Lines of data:
────

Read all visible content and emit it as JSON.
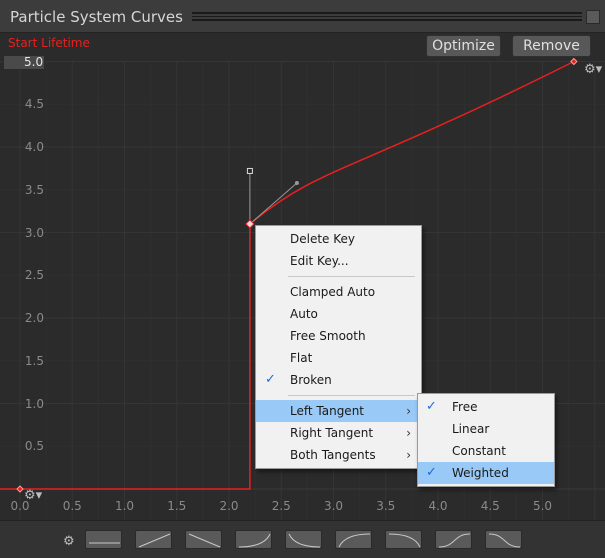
{
  "window": {
    "title": "Particle System Curves"
  },
  "toolbar": {
    "optimize_label": "Optimize",
    "remove_label": "Remove"
  },
  "curve": {
    "name": "Start Lifetime",
    "max_value": "5.0",
    "color": "#e8201f",
    "keys": [
      {
        "time": 0.0,
        "value": 0.0
      },
      {
        "time": 2.2,
        "value": 3.1,
        "selected": true,
        "left_tangent": "Weighted",
        "broken": true
      },
      {
        "time": 5.3,
        "value": 5.0
      }
    ]
  },
  "axes": {
    "y_ticks": [
      "5.0",
      "4.5",
      "4.0",
      "3.5",
      "3.0",
      "2.5",
      "2.0",
      "1.5",
      "1.0",
      "0.5",
      "0.0"
    ],
    "x_ticks": [
      "0.0",
      "0.5",
      "1.0",
      "1.5",
      "2.0",
      "2.5",
      "3.0",
      "3.5",
      "4.0",
      "4.5",
      "5.0"
    ]
  },
  "context_menu": {
    "items": [
      {
        "label": "Delete Key"
      },
      {
        "label": "Edit Key..."
      },
      {
        "separator": true
      },
      {
        "label": "Clamped Auto"
      },
      {
        "label": "Auto"
      },
      {
        "label": "Free Smooth"
      },
      {
        "label": "Flat"
      },
      {
        "label": "Broken",
        "checked": true
      },
      {
        "separator": true
      },
      {
        "label": "Left Tangent",
        "submenu": true,
        "highlighted": true
      },
      {
        "label": "Right Tangent",
        "submenu": true
      },
      {
        "label": "Both Tangents",
        "submenu": true
      }
    ]
  },
  "submenu": {
    "items": [
      {
        "label": "Free",
        "checked": true
      },
      {
        "label": "Linear"
      },
      {
        "label": "Constant"
      },
      {
        "label": "Weighted",
        "checked": true,
        "highlighted": true
      }
    ]
  },
  "presets": {
    "count": 9,
    "settings_icon": "gear-icon"
  }
}
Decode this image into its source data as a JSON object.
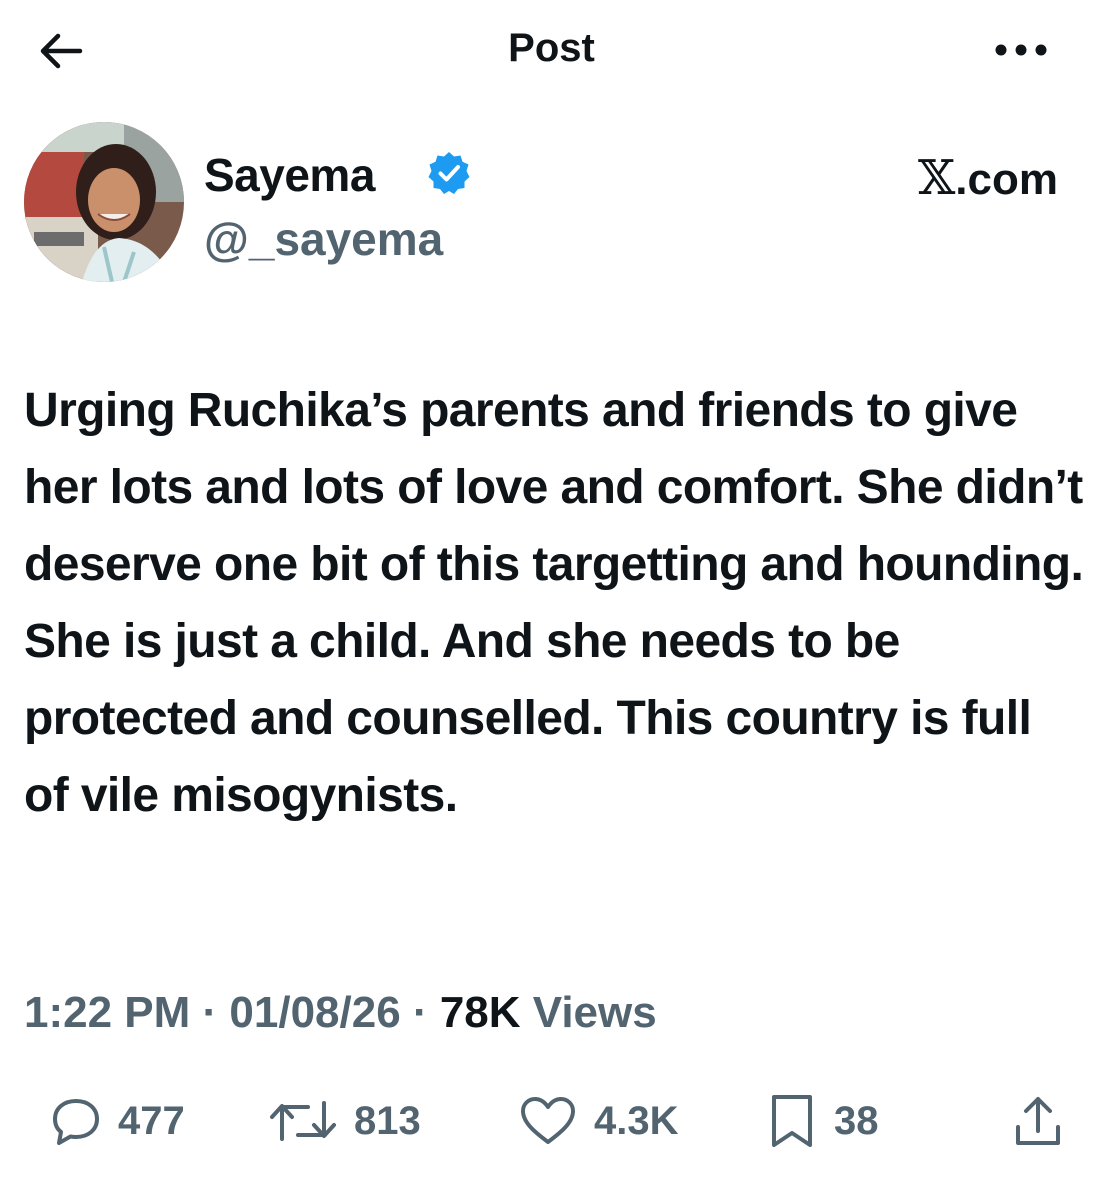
{
  "header": {
    "title": "Post",
    "back_icon": "arrow-left-icon",
    "more_icon": "more-horizontal-icon"
  },
  "author": {
    "display_name": "Sayema",
    "handle": "@_sayema",
    "verified": true,
    "verified_color": "#1d9bf0",
    "source_glyph": "𝕏",
    "source_label": ".com"
  },
  "post": {
    "text": "Urging Ruchika’s parents and friends to give her lots and lots of love and comfort. She didn’t deserve one bit of this targetting and hounding. She is just a child. And she needs to be protected and counselled. This country is full of vile misogynists."
  },
  "meta": {
    "time": "1:22 PM",
    "separator": "·",
    "date": "01/08/26",
    "views_count": "78K",
    "views_label": "Views"
  },
  "actions": {
    "replies": {
      "icon": "reply-icon",
      "count": "477"
    },
    "reposts": {
      "icon": "repost-icon",
      "count": "813"
    },
    "likes": {
      "icon": "heart-icon",
      "count": "4.3K"
    },
    "bookmarks": {
      "icon": "bookmark-icon",
      "count": "38"
    },
    "share": {
      "icon": "share-icon"
    }
  },
  "colors": {
    "text_primary": "#0f1419",
    "text_secondary": "#536471",
    "accent": "#1d9bf0"
  }
}
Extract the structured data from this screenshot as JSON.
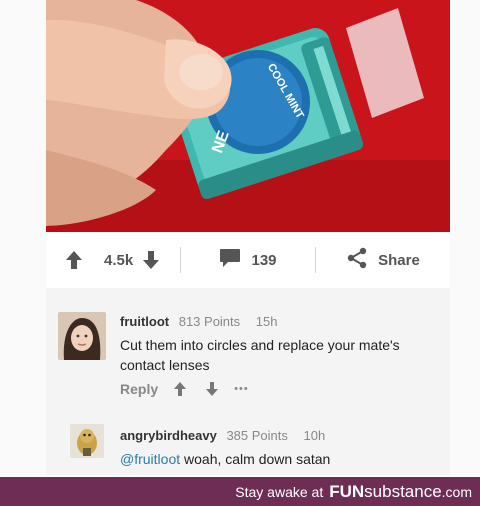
{
  "post": {
    "image_alt": "Hand holding a Cool Mint dental floss container",
    "floss_label": "COOL MINT",
    "floss_brand_fragment": "NE"
  },
  "action_bar": {
    "upvotes": "4.5k",
    "comments": "139",
    "share_label": "Share",
    "upvote_icon": "arrow-up-icon",
    "downvote_icon": "arrow-down-icon",
    "comment_icon": "comment-bubble-icon",
    "share_icon": "share-nodes-icon"
  },
  "comments": [
    {
      "username": "fruitloot",
      "points": "813 Points",
      "time": "15h",
      "text": "Cut them into circles and replace your mate's contact lenses",
      "reply_label": "Reply",
      "more": "•••"
    },
    {
      "username": "angrybirdheavy",
      "points": "385 Points",
      "time": "10h",
      "mention": "@fruitloot",
      "text": " woah, calm down satan"
    }
  ],
  "footer": {
    "tagline": "Stay awake at",
    "brand_prefix": "FUN",
    "brand_suffix": "substance",
    "domain": ".com"
  },
  "colors": {
    "photo_background": "#c8141a",
    "floss_case": "#3fb8b0",
    "footer_background": "#6e2d55",
    "mention": "#2a7ab0"
  }
}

────

* Written request *
Which lines of the data above contain "username"? Copy each one.

* Solved problem *
      "username": "fruitloot",
      "username": "angrybirdheavy",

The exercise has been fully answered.